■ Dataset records
----

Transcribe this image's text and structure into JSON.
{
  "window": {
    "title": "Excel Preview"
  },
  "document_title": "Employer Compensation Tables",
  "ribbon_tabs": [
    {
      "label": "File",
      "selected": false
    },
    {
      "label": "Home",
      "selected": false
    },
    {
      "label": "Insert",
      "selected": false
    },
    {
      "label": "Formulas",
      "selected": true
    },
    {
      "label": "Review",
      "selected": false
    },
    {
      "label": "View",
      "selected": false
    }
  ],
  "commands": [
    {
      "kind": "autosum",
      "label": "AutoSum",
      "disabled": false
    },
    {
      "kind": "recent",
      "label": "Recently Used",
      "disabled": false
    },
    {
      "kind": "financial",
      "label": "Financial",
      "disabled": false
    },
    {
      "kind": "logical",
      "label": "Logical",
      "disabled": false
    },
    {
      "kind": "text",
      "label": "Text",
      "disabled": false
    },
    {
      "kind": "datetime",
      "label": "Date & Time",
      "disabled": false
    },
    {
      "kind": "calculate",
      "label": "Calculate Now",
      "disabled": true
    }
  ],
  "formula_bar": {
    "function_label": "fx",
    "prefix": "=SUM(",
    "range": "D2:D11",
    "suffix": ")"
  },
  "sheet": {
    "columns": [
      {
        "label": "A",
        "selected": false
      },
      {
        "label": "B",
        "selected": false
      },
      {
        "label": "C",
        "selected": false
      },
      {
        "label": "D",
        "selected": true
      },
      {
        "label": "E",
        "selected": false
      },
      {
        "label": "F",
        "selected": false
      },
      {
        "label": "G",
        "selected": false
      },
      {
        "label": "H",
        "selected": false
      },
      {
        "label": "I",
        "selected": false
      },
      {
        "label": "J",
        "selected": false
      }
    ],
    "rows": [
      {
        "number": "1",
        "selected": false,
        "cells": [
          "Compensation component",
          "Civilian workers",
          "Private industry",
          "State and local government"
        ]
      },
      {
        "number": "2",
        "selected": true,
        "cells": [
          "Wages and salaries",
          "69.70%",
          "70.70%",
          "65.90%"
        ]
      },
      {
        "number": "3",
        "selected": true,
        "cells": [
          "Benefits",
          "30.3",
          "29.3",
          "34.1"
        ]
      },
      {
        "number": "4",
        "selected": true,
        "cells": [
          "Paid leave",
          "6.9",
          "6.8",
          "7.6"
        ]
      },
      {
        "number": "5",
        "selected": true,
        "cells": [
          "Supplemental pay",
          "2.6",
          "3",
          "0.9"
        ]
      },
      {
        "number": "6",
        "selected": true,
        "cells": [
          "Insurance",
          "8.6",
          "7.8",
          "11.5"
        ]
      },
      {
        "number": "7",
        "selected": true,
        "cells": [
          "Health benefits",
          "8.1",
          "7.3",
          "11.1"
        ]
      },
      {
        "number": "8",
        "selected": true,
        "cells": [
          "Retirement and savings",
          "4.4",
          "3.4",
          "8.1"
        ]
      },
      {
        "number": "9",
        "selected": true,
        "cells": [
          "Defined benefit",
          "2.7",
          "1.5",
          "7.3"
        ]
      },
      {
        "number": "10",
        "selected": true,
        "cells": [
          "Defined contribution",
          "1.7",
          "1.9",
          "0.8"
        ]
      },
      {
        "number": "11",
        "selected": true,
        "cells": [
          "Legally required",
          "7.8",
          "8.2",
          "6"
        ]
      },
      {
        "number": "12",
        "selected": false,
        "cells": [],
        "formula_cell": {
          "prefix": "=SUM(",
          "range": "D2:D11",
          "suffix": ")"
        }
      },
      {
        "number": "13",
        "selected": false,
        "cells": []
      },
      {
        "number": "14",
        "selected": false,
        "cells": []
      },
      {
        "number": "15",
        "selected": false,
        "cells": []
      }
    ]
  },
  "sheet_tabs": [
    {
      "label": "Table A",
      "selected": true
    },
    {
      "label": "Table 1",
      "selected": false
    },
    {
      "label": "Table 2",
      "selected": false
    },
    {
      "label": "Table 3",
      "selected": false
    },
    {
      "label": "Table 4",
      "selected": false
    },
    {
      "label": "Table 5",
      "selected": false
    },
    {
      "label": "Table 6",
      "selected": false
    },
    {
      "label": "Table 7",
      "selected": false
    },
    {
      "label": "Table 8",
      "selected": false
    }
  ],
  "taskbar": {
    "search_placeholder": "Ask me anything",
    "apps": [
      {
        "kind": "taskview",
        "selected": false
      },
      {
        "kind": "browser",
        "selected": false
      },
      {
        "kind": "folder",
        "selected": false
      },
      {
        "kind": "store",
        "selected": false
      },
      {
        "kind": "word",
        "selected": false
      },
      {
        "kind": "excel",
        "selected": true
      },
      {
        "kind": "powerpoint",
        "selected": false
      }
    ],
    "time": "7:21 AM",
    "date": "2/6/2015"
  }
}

----

■ Task directions
Print the records above exactly as they appear.

■ Solution to the problem
Transcribe this image's text and structure into JSON.
{
  "window": {
    "title": "Excel Preview"
  },
  "document_title": "Employer Compensation Tables",
  "ribbon_tabs": [
    {
      "label": "File",
      "selected": false
    },
    {
      "label": "Home",
      "selected": false
    },
    {
      "label": "Insert",
      "selected": false
    },
    {
      "label": "Formulas",
      "selected": true
    },
    {
      "label": "Review",
      "selected": false
    },
    {
      "label": "View",
      "selected": false
    }
  ],
  "commands": [
    {
      "kind": "autosum",
      "label": "AutoSum",
      "disabled": false
    },
    {
      "kind": "recent",
      "label": "Recently Used",
      "disabled": false
    },
    {
      "kind": "financial",
      "label": "Financial",
      "disabled": false
    },
    {
      "kind": "logical",
      "label": "Logical",
      "disabled": false
    },
    {
      "kind": "text",
      "label": "Text",
      "disabled": false
    },
    {
      "kind": "datetime",
      "label": "Date & Time",
      "disabled": false
    },
    {
      "kind": "calculate",
      "label": "Calculate Now",
      "disabled": true
    }
  ],
  "formula_bar": {
    "function_label": "fx",
    "prefix": "=SUM(",
    "range": "D2:D11",
    "suffix": ")"
  },
  "sheet": {
    "columns": [
      {
        "label": "A",
        "selected": false
      },
      {
        "label": "B",
        "selected": false
      },
      {
        "label": "C",
        "selected": false
      },
      {
        "label": "D",
        "selected": true
      },
      {
        "label": "E",
        "selected": false
      },
      {
        "label": "F",
        "selected": false
      },
      {
        "label": "G",
        "selected": false
      },
      {
        "label": "H",
        "selected": false
      },
      {
        "label": "I",
        "selected": false
      },
      {
        "label": "J",
        "selected": false
      }
    ],
    "rows": [
      {
        "number": "1",
        "selected": false,
        "cells": [
          "Compensation component",
          "Civilian workers",
          "Private industry",
          "State and local government"
        ]
      },
      {
        "number": "2",
        "selected": true,
        "cells": [
          "Wages and salaries",
          "69.70%",
          "70.70%",
          "65.90%"
        ]
      },
      {
        "number": "3",
        "selected": true,
        "cells": [
          "Benefits",
          "30.3",
          "29.3",
          "34.1"
        ]
      },
      {
        "number": "4",
        "selected": true,
        "cells": [
          "Paid leave",
          "6.9",
          "6.8",
          "7.6"
        ]
      },
      {
        "number": "5",
        "selected": true,
        "cells": [
          "Supplemental pay",
          "2.6",
          "3",
          "0.9"
        ]
      },
      {
        "number": "6",
        "selected": true,
        "cells": [
          "Insurance",
          "8.6",
          "7.8",
          "11.5"
        ]
      },
      {
        "number": "7",
        "selected": true,
        "cells": [
          "Health benefits",
          "8.1",
          "7.3",
          "11.1"
        ]
      },
      {
        "number": "8",
        "selected": true,
        "cells": [
          "Retirement and savings",
          "4.4",
          "3.4",
          "8.1"
        ]
      },
      {
        "number": "9",
        "selected": true,
        "cells": [
          "Defined benefit",
          "2.7",
          "1.5",
          "7.3"
        ]
      },
      {
        "number": "10",
        "selected": true,
        "cells": [
          "Defined contribution",
          "1.7",
          "1.9",
          "0.8"
        ]
      },
      {
        "number": "11",
        "selected": true,
        "cells": [
          "Legally required",
          "7.8",
          "8.2",
          "6"
        ]
      },
      {
        "number": "12",
        "selected": false,
        "cells": [],
        "formula_cell": {
          "prefix": "=SUM(",
          "range": "D2:D11",
          "suffix": ")"
        }
      },
      {
        "number": "13",
        "selected": false,
        "cells": []
      },
      {
        "number": "14",
        "selected": false,
        "cells": []
      },
      {
        "number": "15",
        "selected": false,
        "cells": []
      }
    ]
  },
  "sheet_tabs": [
    {
      "label": "Table A",
      "selected": true
    },
    {
      "label": "Table 1",
      "selected": false
    },
    {
      "label": "Table 2",
      "selected": false
    },
    {
      "label": "Table 3",
      "selected": false
    },
    {
      "label": "Table 4",
      "selected": false
    },
    {
      "label": "Table 5",
      "selected": false
    },
    {
      "label": "Table 6",
      "selected": false
    },
    {
      "label": "Table 7",
      "selected": false
    },
    {
      "label": "Table 8",
      "selected": false
    }
  ],
  "taskbar": {
    "search_placeholder": "Ask me anything",
    "apps": [
      {
        "kind": "taskview",
        "selected": false
      },
      {
        "kind": "browser",
        "selected": false
      },
      {
        "kind": "folder",
        "selected": false
      },
      {
        "kind": "store",
        "selected": false
      },
      {
        "kind": "word",
        "selected": false
      },
      {
        "kind": "excel",
        "selected": true
      },
      {
        "kind": "powerpoint",
        "selected": false
      }
    ],
    "time": "7:21 AM",
    "date": "2/6/2015"
  }
}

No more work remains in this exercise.